**TASK INPUT**
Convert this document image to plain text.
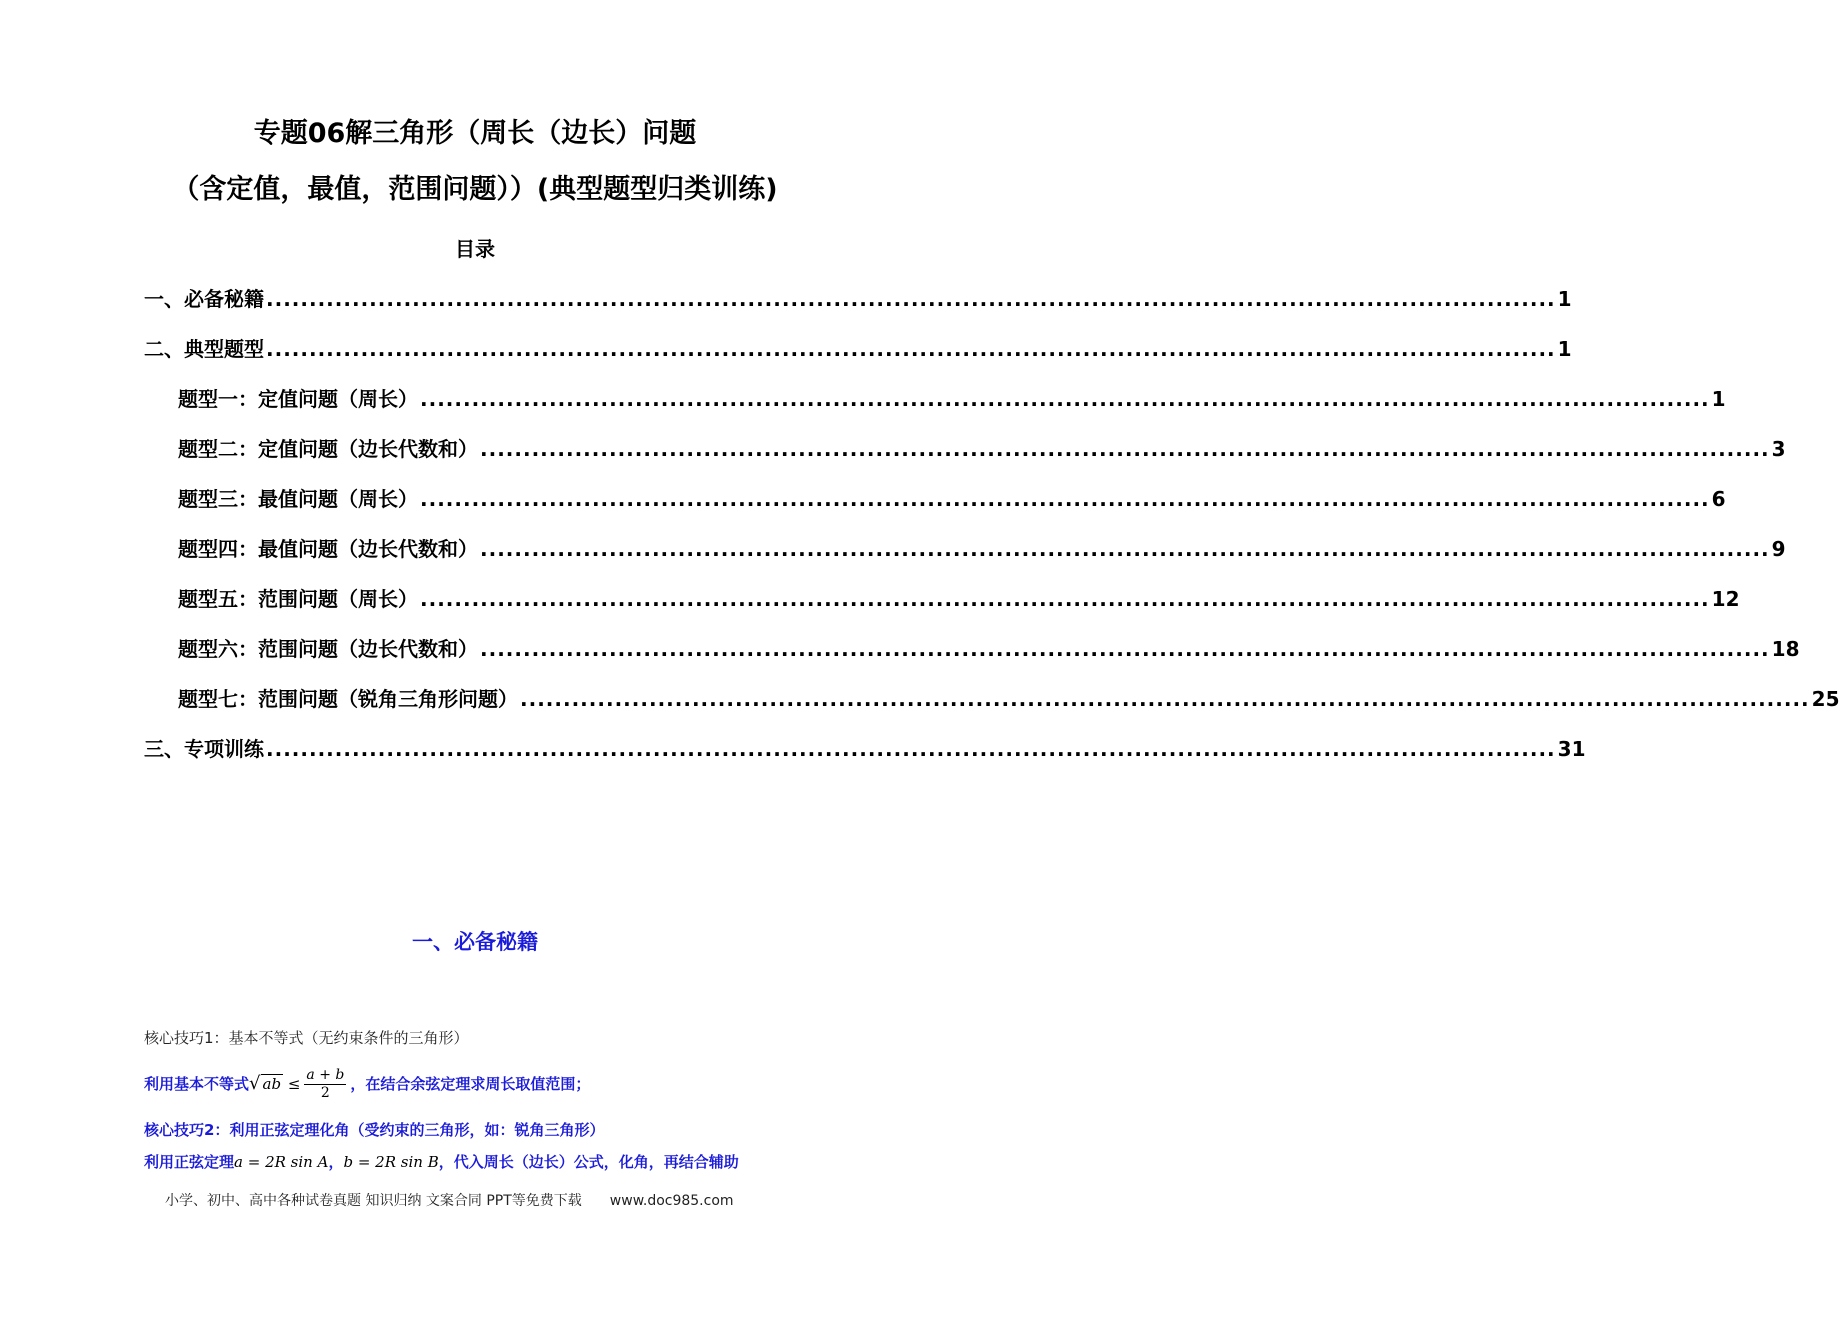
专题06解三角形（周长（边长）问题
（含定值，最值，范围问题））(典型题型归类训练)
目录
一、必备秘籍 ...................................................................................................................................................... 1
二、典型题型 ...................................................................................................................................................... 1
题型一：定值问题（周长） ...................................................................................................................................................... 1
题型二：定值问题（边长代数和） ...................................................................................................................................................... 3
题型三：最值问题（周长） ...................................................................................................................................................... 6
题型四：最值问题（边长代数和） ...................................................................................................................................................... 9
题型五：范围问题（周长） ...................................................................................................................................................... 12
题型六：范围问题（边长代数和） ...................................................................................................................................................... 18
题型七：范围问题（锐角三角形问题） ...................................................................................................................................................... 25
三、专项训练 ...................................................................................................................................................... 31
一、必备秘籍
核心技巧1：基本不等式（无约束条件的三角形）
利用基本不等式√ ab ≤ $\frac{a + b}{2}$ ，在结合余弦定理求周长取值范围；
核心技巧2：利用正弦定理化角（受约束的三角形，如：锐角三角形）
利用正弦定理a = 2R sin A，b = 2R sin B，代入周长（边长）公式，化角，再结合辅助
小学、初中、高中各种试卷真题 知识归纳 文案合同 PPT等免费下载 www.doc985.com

**INSTRUCTIONS TO FOLLOW**
Set down the records in full and exactly. Do not carry over any image.

**SOLUTION FOR THIS EXERCISE**
Convert this document image to plain text.
专题06解三角形（周长（边长）问题
（含定值，最值，范围问题））(典型题型归类训练)
目录
一、必备秘籍 ...................................................................................................................................................... 1
二、典型题型 ...................................................................................................................................................... 1
题型一：定值问题（周长） ...................................................................................................................................................... 1
题型二：定值问题（边长代数和） ...................................................................................................................................................... 3
题型三：最值问题（周长） ...................................................................................................................................................... 6
题型四：最值问题（边长代数和） ...................................................................................................................................................... 9
题型五：范围问题（周长） ...................................................................................................................................................... 12
题型六：范围问题（边长代数和） ...................................................................................................................................................... 18
题型七：范围问题（锐角三角形问题） ...................................................................................................................................................... 25
三、专项训练 ...................................................................................................................................................... 31
一、必备秘籍
核心技巧1：基本不等式（无约束条件的三角形）
利用基本不等式√ ab ≤ $\frac{a + b}{2}$ ，在结合余弦定理求周长取值范围；
核心技巧2：利用正弦定理化角（受约束的三角形，如：锐角三角形）
利用正弦定理a = 2R sin A，b = 2R sin B，代入周长（边长）公式，化角，再结合辅助
小学、初中、高中各种试卷真题 知识归纳 文案合同 PPT等免费下载 www.doc985.com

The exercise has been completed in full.